**PROBLEM TO SOLVE:** Would you output the whole listing below, exactly as it reads?

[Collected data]
━━━━

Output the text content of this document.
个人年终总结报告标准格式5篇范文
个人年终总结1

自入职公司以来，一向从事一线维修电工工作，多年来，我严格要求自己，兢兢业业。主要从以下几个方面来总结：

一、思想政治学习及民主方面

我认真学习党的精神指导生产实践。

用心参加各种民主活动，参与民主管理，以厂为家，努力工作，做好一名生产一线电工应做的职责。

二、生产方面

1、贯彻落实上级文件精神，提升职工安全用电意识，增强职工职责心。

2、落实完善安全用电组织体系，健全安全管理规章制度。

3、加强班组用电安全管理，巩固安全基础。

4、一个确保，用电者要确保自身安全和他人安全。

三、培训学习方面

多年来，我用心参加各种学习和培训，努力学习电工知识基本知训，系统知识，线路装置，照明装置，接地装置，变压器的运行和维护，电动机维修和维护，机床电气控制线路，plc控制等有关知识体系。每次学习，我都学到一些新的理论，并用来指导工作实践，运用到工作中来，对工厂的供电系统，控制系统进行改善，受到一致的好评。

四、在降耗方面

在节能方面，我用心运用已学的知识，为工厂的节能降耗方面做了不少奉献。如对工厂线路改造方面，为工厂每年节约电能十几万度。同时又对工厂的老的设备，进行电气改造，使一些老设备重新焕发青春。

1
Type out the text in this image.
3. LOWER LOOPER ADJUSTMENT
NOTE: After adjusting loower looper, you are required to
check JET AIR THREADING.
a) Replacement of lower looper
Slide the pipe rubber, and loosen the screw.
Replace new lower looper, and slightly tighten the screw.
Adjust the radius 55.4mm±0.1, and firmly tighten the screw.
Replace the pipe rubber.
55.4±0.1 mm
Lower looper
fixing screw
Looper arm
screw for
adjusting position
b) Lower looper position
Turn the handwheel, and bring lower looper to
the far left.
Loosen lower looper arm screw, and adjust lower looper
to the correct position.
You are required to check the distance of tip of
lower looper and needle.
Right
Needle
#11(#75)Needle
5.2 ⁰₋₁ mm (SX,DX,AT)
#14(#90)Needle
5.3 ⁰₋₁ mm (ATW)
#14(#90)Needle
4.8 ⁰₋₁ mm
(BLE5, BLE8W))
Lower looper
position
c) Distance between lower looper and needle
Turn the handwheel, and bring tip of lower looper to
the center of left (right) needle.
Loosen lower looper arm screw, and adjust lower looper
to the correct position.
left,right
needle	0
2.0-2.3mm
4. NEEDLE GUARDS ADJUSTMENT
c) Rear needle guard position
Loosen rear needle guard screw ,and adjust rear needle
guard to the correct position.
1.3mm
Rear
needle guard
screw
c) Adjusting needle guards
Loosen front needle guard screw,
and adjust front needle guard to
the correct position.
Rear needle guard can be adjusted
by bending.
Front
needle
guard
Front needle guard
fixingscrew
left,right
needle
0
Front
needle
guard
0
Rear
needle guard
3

━━━━

**RESULT:**
Output the text content of this document.
个人年终总结报告标准格式5篇范文
个人年终总结1

自入职公司以来，一向从事一线维修电工工作，多年来，我严格要求自己，兢兢业业。主要从以下几个方面来总结：

一、思想政治学习及民主方面

我认真学习党的精神指导生产实践。

用心参加各种民主活动，参与民主管理，以厂为家，努力工作，做好一名生产一线电工应做的职责。

二、生产方面

1、贯彻落实上级文件精神，提升职工安全用电意识，增强职工职责心。

2、落实完善安全用电组织体系，健全安全管理规章制度。

3、加强班组用电安全管理，巩固安全基础。

4、一个确保，用电者要确保自身安全和他人安全。

三、培训学习方面

多年来，我用心参加各种学习和培训，努力学习电工知识基本知训，系统知识，线路装置，照明装置，接地装置，变压器的运行和维护，电动机维修和维护，机床电气控制线路，plc控制等有关知识体系。每次学习，我都学到一些新的理论，并用来指导工作实践，运用到工作中来，对工厂的供电系统，控制系统进行改善，受到一致的好评。

四、在降耗方面

在节能方面，我用心运用已学的知识，为工厂的节能降耗方面做了不少奉献。如对工厂线路改造方面，为工厂每年节约电能十几万度。同时又对工厂的老的设备，进行电气改造，使一些老设备重新焕发青春。

1
Type out the text in this image.
3. LOWER LOOPER ADJUSTMENT
NOTE: After adjusting loower looper, you are required to
check JET AIR THREADING.
a) Replacement of lower looper
Slide the pipe rubber, and loosen the screw.
Replace new lower looper, and slightly tighten the screw.
Adjust the radius 55.4mm±0.1, and firmly tighten the screw.
Replace the pipe rubber.
55.4±0.1 mm
Lower looper
fixing screw
Looper arm
screw for
adjusting position
b) Lower looper position
Turn the handwheel, and bring lower looper to
the far left.
Loosen lower looper arm screw, and adjust lower looper
to the correct position.
You are required to check the distance of tip of
lower looper and needle.
Right
Needle
#11(#75)Needle
5.2 ⁰₋₁ mm (SX,DX,AT)
#14(#90)Needle
5.3 ⁰₋₁ mm (ATW)
#14(#90)Needle
4.8 ⁰₋₁ mm
(BLE5, BLE8W))
Lower looper
position
c) Distance between lower looper and needle
Turn the handwheel, and bring tip of lower looper to
the center of left (right) needle.
Loosen lower looper arm screw, and adjust lower looper
to the correct position.
left,right
needle	0
2.0-2.3mm
4. NEEDLE GUARDS ADJUSTMENT
c) Rear needle guard position
Loosen rear needle guard screw ,and adjust rear needle
guard to the correct position.
1.3mm
Rear
needle guard
screw
c) Adjusting needle guards
Loosen front needle guard screw,
and adjust front needle guard to
the correct position.
Rear needle guard can be adjusted
by bending.
Front
needle
guard
Front needle guard
fixingscrew
left,right
needle
0
Front
needle
guard
0
Rear
needle guard
3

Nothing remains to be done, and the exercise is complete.